* [Exercise requirements]: Repeat all the records exactly, omitting pictures.

Records from a collection:
==========

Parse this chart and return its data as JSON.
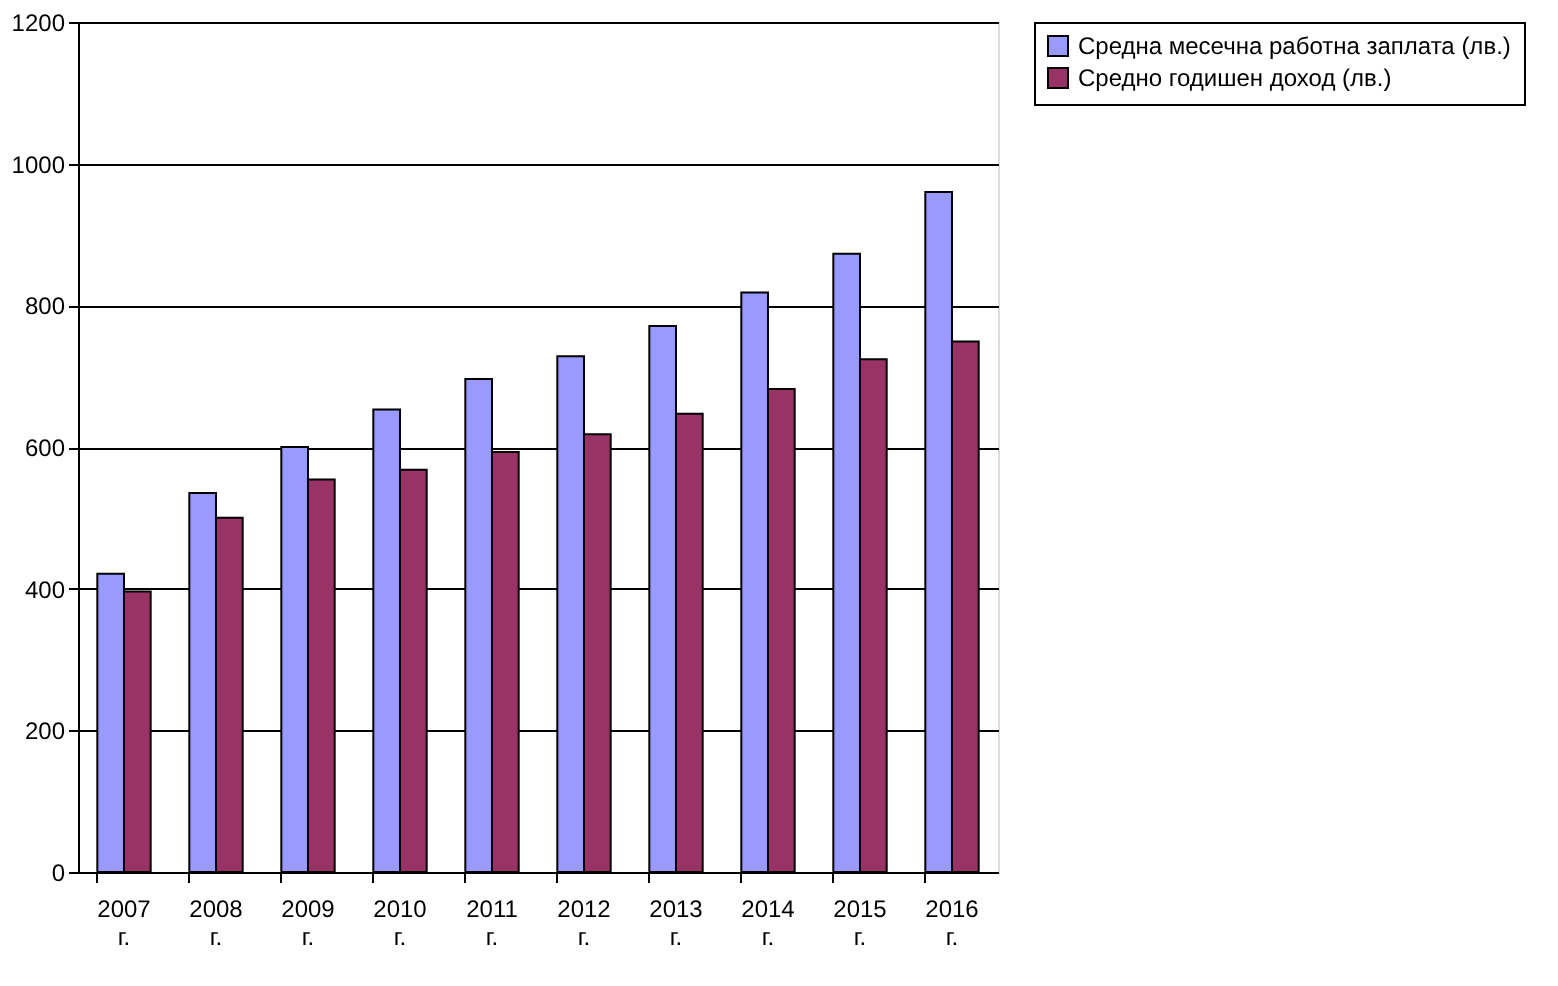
{
  "chart_data": {
    "type": "bar",
    "categories": [
      "2007 г.",
      "2008 г.",
      "2009 г.",
      "2010 г.",
      "2011 г.",
      "2012 г.",
      "2013 г.",
      "2014 г.",
      "2015 г.",
      "2016 г."
    ],
    "series": [
      {
        "name": "Средна месечна работна заплата (лв.)",
        "color": "#9999ff",
        "values": [
          421,
          535,
          600,
          653,
          696,
          728,
          771,
          818,
          873,
          960
        ]
      },
      {
        "name": "Средно годишен доход (лв.)",
        "color": "#993366",
        "values": [
          396,
          500,
          554,
          568,
          593,
          618,
          647,
          682,
          724,
          749
        ]
      }
    ],
    "ylim": [
      0,
      1200
    ],
    "yticks": [
      0,
      200,
      400,
      600,
      800,
      1000,
      1200
    ],
    "grid": "y",
    "legend": "right"
  }
}
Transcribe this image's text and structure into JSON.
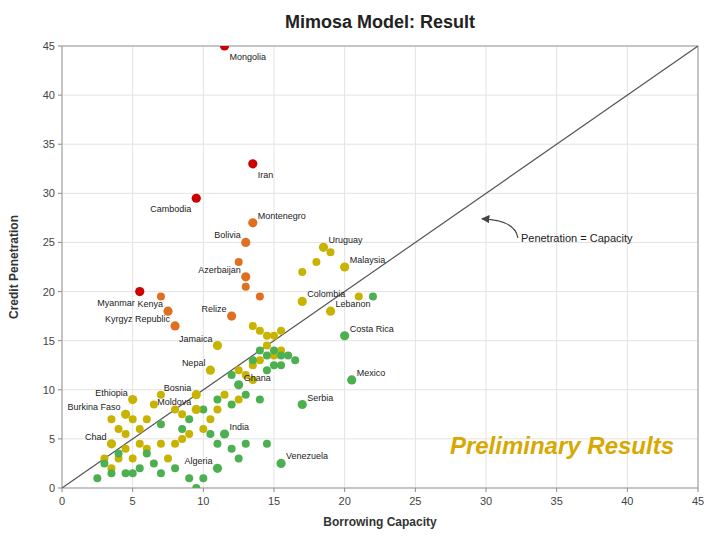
{
  "chart_data": {
    "type": "scatter",
    "title": "Mimosa Model: Result",
    "x_label": "Borrowing Capacity",
    "y_label": "Credit Penetration",
    "xlim": [
      0,
      45
    ],
    "ylim": [
      0,
      45
    ],
    "xticks": [
      0,
      5,
      10,
      15,
      20,
      25,
      30,
      35,
      40,
      45
    ],
    "yticks": [
      0,
      5,
      10,
      15,
      20,
      25,
      30,
      35,
      40,
      45
    ],
    "grid": true,
    "annotations": [
      {
        "text": "Penetration = Capacity",
        "x": 29.5,
        "y": 27.5
      },
      {
        "text": "Preliminary Results"
      }
    ],
    "series": [
      {
        "type": "line",
        "x": [
          0,
          45
        ],
        "y": [
          0,
          45
        ]
      },
      {
        "type": "scatter",
        "color": "#e07020",
        "x": [
          12.5,
          13.0,
          14.0,
          7.0
        ],
        "y": [
          23.0,
          20.5,
          19.5,
          19.5
        ]
      },
      {
        "type": "scatter",
        "color": "#c8b400",
        "x": [
          13.5,
          14.0,
          14.5,
          14.5,
          15.0,
          15.5,
          15.5,
          15.0,
          14.0,
          13.5,
          13.0,
          12.5,
          13.5,
          6.5,
          7.0,
          8.0,
          8.5,
          3.5,
          4.0,
          4.5,
          5.5,
          5.0,
          6.0,
          5.5,
          4.5,
          3.0,
          4.0,
          3.5,
          5.0,
          6.0,
          7.5,
          7.0,
          8.0,
          8.5,
          9.0,
          10.0,
          10.5,
          11.0,
          11.5,
          12.5,
          17.0,
          18.0,
          19.0,
          21.0
        ],
        "y": [
          16.5,
          16.0,
          15.5,
          14.5,
          15.5,
          16.0,
          14.0,
          13.5,
          13.0,
          12.5,
          11.5,
          12.0,
          11.0,
          8.5,
          9.5,
          8.0,
          7.5,
          7.0,
          6.0,
          5.5,
          6.0,
          7.0,
          7.0,
          4.5,
          4.0,
          3.0,
          3.0,
          2.0,
          3.0,
          4.0,
          3.0,
          4.5,
          4.5,
          5.0,
          5.5,
          6.0,
          7.0,
          8.0,
          9.5,
          9.0,
          22.0,
          23.0,
          24.0,
          19.5
        ]
      },
      {
        "type": "scatter",
        "color": "#4caf50",
        "x": [
          14.0,
          14.5,
          15.0,
          15.5,
          16.0,
          15.0,
          15.5,
          16.5,
          14.5,
          13.5,
          12.0,
          13.0,
          14.0,
          12.0,
          11.0,
          10.0,
          10.5,
          11.0,
          12.0,
          12.5,
          13.0,
          14.5,
          7.0,
          8.0,
          9.0,
          9.5,
          10.0,
          8.5,
          9.0,
          7.0,
          6.5,
          5.5,
          5.0,
          4.5,
          3.5,
          2.5,
          3.0,
          4.0,
          6.0,
          22.0
        ],
        "y": [
          14.0,
          13.5,
          14.0,
          13.5,
          13.5,
          12.5,
          12.5,
          13.0,
          12.0,
          13.0,
          11.5,
          9.5,
          9.0,
          8.5,
          9.0,
          8.0,
          5.5,
          4.5,
          4.0,
          3.0,
          4.5,
          4.5,
          1.5,
          2.0,
          1.0,
          0.0,
          1.0,
          6.0,
          7.0,
          6.5,
          2.5,
          2.0,
          1.5,
          1.5,
          1.5,
          1.0,
          2.5,
          3.5,
          3.5,
          19.5
        ]
      },
      {
        "type": "scatter",
        "labels": [
          "Mongolia",
          "Iran",
          "Cambodia",
          "Myanmar",
          "Montenegro",
          "Bolivia",
          "Azerbaijan",
          "Kenya",
          "Kyrgyz Republic",
          "Relize",
          "Uruguay",
          "Malaysia",
          "Colombia",
          "Lebanon",
          "Jamaica",
          "Nepal",
          "Bosnia",
          "Moldova",
          "Ethiopia",
          "Burkina Faso",
          "Chad",
          "Ghana",
          "Serbia",
          "India",
          "Algeria",
          "Venezuela",
          "Costa Rica",
          "Mexico"
        ],
        "x": [
          11.5,
          13.5,
          9.5,
          5.5,
          13.5,
          13.0,
          13.0,
          7.5,
          8.0,
          12.0,
          18.5,
          20.0,
          17.0,
          19.0,
          11.0,
          10.5,
          9.5,
          9.5,
          5.0,
          4.5,
          3.5,
          12.5,
          17.0,
          11.5,
          11.0,
          15.5,
          20.0,
          20.5
        ],
        "y": [
          45.0,
          33.0,
          29.5,
          20.0,
          27.0,
          25.0,
          21.5,
          18.0,
          16.5,
          17.5,
          24.5,
          22.5,
          19.0,
          18.0,
          14.5,
          12.0,
          9.5,
          8.0,
          9.0,
          7.5,
          4.5,
          10.5,
          8.5,
          5.5,
          2.0,
          2.5,
          15.5,
          11.0
        ],
        "colors": [
          "#cc0000",
          "#cc0000",
          "#cc0000",
          "#cc0000",
          "#e07020",
          "#e07020",
          "#e07020",
          "#e07020",
          "#e07020",
          "#e07020",
          "#c8b400",
          "#c8b400",
          "#c8b400",
          "#c8b400",
          "#c8b400",
          "#c8b400",
          "#c8b400",
          "#c8b400",
          "#c8b400",
          "#c8b400",
          "#c8b400",
          "#4caf50",
          "#4caf50",
          "#4caf50",
          "#4caf50",
          "#4caf50",
          "#4caf50",
          "#4caf50"
        ]
      }
    ]
  }
}
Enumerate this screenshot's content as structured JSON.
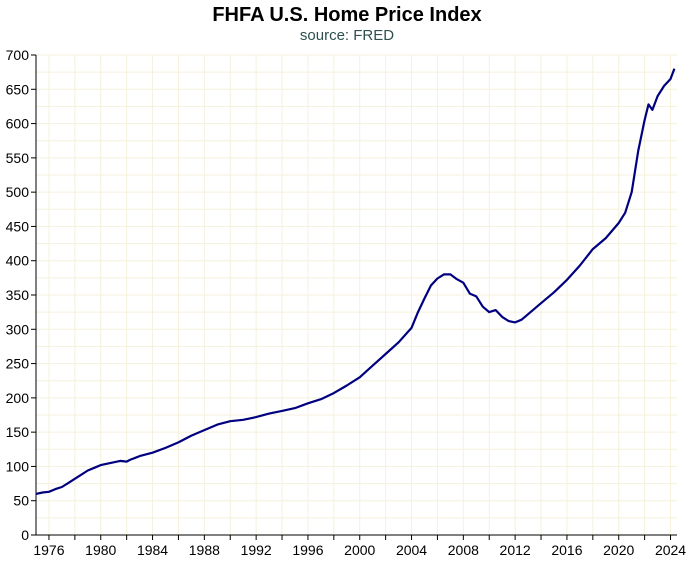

==========

* [Correct answer]:
Parse this chart and return its data as JSON.
{
  "chart_data": {
    "type": "bar",
    "categories": [
      "2007 г.",
      "2008 г.",
      "2009 г.",
      "2010 г.",
      "2011 г.",
      "2012 г.",
      "2013 г.",
      "2014 г.",
      "2015 г.",
      "2016 г."
    ],
    "series": [
      {
        "name": "Средна месечна работна заплата (лв.)",
        "color": "#9999ff",
        "values": [
          421,
          535,
          600,
          653,
          696,
          728,
          771,
          818,
          873,
          960
        ]
      },
      {
        "name": "Средно годишен доход (лв.)",
        "color": "#993366",
        "values": [
          396,
          500,
          554,
          568,
          593,
          618,
          647,
          682,
          724,
          749
        ]
      }
    ],
    "ylim": [
      0,
      1200
    ],
    "yticks": [
      0,
      200,
      400,
      600,
      800,
      1000,
      1200
    ],
    "grid": "y",
    "legend": "right"
  }
}
Transcribe this image's text and structure into JSON.
{
  "chart_data": {
    "type": "scatter",
    "title": "Mimosa Model: Result",
    "x_label": "Borrowing Capacity",
    "y_label": "Credit Penetration",
    "xlim": [
      0,
      45
    ],
    "ylim": [
      0,
      45
    ],
    "xticks": [
      0,
      5,
      10,
      15,
      20,
      25,
      30,
      35,
      40,
      45
    ],
    "yticks": [
      0,
      5,
      10,
      15,
      20,
      25,
      30,
      35,
      40,
      45
    ],
    "grid": true,
    "annotations": [
      {
        "text": "Penetration = Capacity",
        "x": 29.5,
        "y": 27.5
      },
      {
        "text": "Preliminary Results"
      }
    ],
    "series": [
      {
        "type": "line",
        "x": [
          0,
          45
        ],
        "y": [
          0,
          45
        ]
      },
      {
        "type": "scatter",
        "color": "#e07020",
        "x": [
          12.5,
          13.0,
          14.0,
          7.0
        ],
        "y": [
          23.0,
          20.5,
          19.5,
          19.5
        ]
      },
      {
        "type": "scatter",
        "color": "#c8b400",
        "x": [
          13.5,
          14.0,
          14.5,
          14.5,
          15.0,
          15.5,
          15.5,
          15.0,
          14.0,
          13.5,
          13.0,
          12.5,
          13.5,
          6.5,
          7.0,
          8.0,
          8.5,
          3.5,
          4.0,
          4.5,
          5.5,
          5.0,
          6.0,
          5.5,
          4.5,
          3.0,
          4.0,
          3.5,
          5.0,
          6.0,
          7.5,
          7.0,
          8.0,
          8.5,
          9.0,
          10.0,
          10.5,
          11.0,
          11.5,
          12.5,
          17.0,
          18.0,
          19.0,
          21.0
        ],
        "y": [
          16.5,
          16.0,
          15.5,
          14.5,
          15.5,
          16.0,
          14.0,
          13.5,
          13.0,
          12.5,
          11.5,
          12.0,
          11.0,
          8.5,
          9.5,
          8.0,
          7.5,
          7.0,
          6.0,
          5.5,
          6.0,
          7.0,
          7.0,
          4.5,
          4.0,
          3.0,
          3.0,
          2.0,
          3.0,
          4.0,
          3.0,
          4.5,
          4.5,
          5.0,
          5.5,
          6.0,
          7.0,
          8.0,
          9.5,
          9.0,
          22.0,
          23.0,
          24.0,
          19.5
        ]
      },
      {
        "type": "scatter",
        "color": "#4caf50",
        "x": [
          14.0,
          14.5,
          15.0,
          15.5,
          16.0,
          15.0,
          15.5,
          16.5,
          14.5,
          13.5,
          12.0,
          13.0,
          14.0,
          12.0,
          11.0,
          10.0,
          10.5,
          11.0,
          12.0,
          12.5,
          13.0,
          14.5,
          7.0,
          8.0,
          9.0,
          9.5,
          10.0,
          8.5,
          9.0,
          7.0,
          6.5,
          5.5,
          5.0,
          4.5,
          3.5,
          2.5,
          3.0,
          4.0,
          6.0,
          22.0
        ],
        "y": [
          14.0,
          13.5,
          14.0,
          13.5,
          13.5,
          12.5,
          12.5,
          13.0,
          12.0,
          13.0,
          11.5,
          9.5,
          9.0,
          8.5,
          9.0,
          8.0,
          5.5,
          4.5,
          4.0,
          3.0,
          4.5,
          4.5,
          1.5,
          2.0,
          1.0,
          0.0,
          1.0,
          6.0,
          7.0,
          6.5,
          2.5,
          2.0,
          1.5,
          1.5,
          1.5,
          1.0,
          2.5,
          3.5,
          3.5,
          19.5
        ]
      },
      {
        "type": "scatter",
        "labels": [
          "Mongolia",
          "Iran",
          "Cambodia",
          "Myanmar",
          "Montenegro",
          "Bolivia",
          "Azerbaijan",
          "Kenya",
          "Kyrgyz Republic",
          "Relize",
          "Uruguay",
          "Malaysia",
          "Colombia",
          "Lebanon",
          "Jamaica",
          "Nepal",
          "Bosnia",
          "Moldova",
          "Ethiopia",
          "Burkina Faso",
          "Chad",
          "Ghana",
          "Serbia",
          "India",
          "Algeria",
          "Venezuela",
          "Costa Rica",
          "Mexico"
        ],
        "x": [
          11.5,
          13.5,
          9.5,
          5.5,
          13.5,
          13.0,
          13.0,
          7.5,
          8.0,
          12.0,
          18.5,
          20.0,
          17.0,
          19.0,
          11.0,
          10.5,
          9.5,
          9.5,
          5.0,
          4.5,
          3.5,
          12.5,
          17.0,
          11.5,
          11.0,
          15.5,
          20.0,
          20.5
        ],
        "y": [
          45.0,
          33.0,
          29.5,
          20.0,
          27.0,
          25.0,
          21.5,
          18.0,
          16.5,
          17.5,
          24.5,
          22.5,
          19.0,
          18.0,
          14.5,
          12.0,
          9.5,
          8.0,
          9.0,
          7.5,
          4.5,
          10.5,
          8.5,
          5.5,
          2.0,
          2.5,
          15.5,
          11.0
        ],
        "colors": [
          "#cc0000",
          "#cc0000",
          "#cc0000",
          "#cc0000",
          "#e07020",
          "#e07020",
          "#e07020",
          "#e07020",
          "#e07020",
          "#e07020",
          "#c8b400",
          "#c8b400",
          "#c8b400",
          "#c8b400",
          "#c8b400",
          "#c8b400",
          "#c8b400",
          "#c8b400",
          "#c8b400",
          "#c8b400",
          "#c8b400",
          "#4caf50",
          "#4caf50",
          "#4caf50",
          "#4caf50",
          "#4caf50",
          "#4caf50",
          "#4caf50"
        ]
      }
    ]
  }
}
Enumerate this screenshot's content as structured JSON.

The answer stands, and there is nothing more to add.